Saved entries:
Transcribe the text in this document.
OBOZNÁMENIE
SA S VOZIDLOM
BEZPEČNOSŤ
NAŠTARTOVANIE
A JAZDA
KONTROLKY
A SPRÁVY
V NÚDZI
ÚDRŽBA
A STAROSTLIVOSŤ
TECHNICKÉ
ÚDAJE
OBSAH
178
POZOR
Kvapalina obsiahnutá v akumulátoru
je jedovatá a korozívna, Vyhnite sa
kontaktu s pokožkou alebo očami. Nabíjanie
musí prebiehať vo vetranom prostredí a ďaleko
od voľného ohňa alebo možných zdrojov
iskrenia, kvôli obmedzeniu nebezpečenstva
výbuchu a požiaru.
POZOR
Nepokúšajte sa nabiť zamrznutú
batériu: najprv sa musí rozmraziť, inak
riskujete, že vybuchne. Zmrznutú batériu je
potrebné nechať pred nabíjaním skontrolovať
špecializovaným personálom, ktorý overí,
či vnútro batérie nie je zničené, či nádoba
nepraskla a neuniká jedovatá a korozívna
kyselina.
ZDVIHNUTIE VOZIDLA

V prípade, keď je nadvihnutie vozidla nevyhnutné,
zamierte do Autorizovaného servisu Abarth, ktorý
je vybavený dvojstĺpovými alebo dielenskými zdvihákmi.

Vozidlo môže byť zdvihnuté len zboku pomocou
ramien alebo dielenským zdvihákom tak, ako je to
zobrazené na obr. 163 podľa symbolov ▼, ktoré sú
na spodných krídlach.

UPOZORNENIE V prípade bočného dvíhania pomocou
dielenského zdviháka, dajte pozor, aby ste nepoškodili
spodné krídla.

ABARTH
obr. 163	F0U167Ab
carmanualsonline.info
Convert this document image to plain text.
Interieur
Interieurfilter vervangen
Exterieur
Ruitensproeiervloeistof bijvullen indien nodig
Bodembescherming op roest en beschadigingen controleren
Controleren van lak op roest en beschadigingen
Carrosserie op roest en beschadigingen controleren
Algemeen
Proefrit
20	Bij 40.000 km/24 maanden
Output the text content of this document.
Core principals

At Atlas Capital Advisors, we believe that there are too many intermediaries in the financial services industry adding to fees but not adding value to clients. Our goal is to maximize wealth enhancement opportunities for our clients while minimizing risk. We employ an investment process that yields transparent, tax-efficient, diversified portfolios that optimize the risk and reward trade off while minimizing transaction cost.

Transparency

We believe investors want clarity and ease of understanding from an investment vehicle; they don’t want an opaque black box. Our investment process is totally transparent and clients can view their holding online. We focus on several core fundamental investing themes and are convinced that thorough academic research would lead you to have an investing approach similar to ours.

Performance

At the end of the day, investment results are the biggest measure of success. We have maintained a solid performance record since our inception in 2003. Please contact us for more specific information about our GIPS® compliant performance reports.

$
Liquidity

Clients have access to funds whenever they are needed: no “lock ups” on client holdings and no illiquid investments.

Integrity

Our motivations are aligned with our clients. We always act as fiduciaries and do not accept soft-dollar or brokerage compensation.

Challenge: State how many lines of the listing hold the string "alebo"; reply with the number and nothing else.

Exercise solution: 4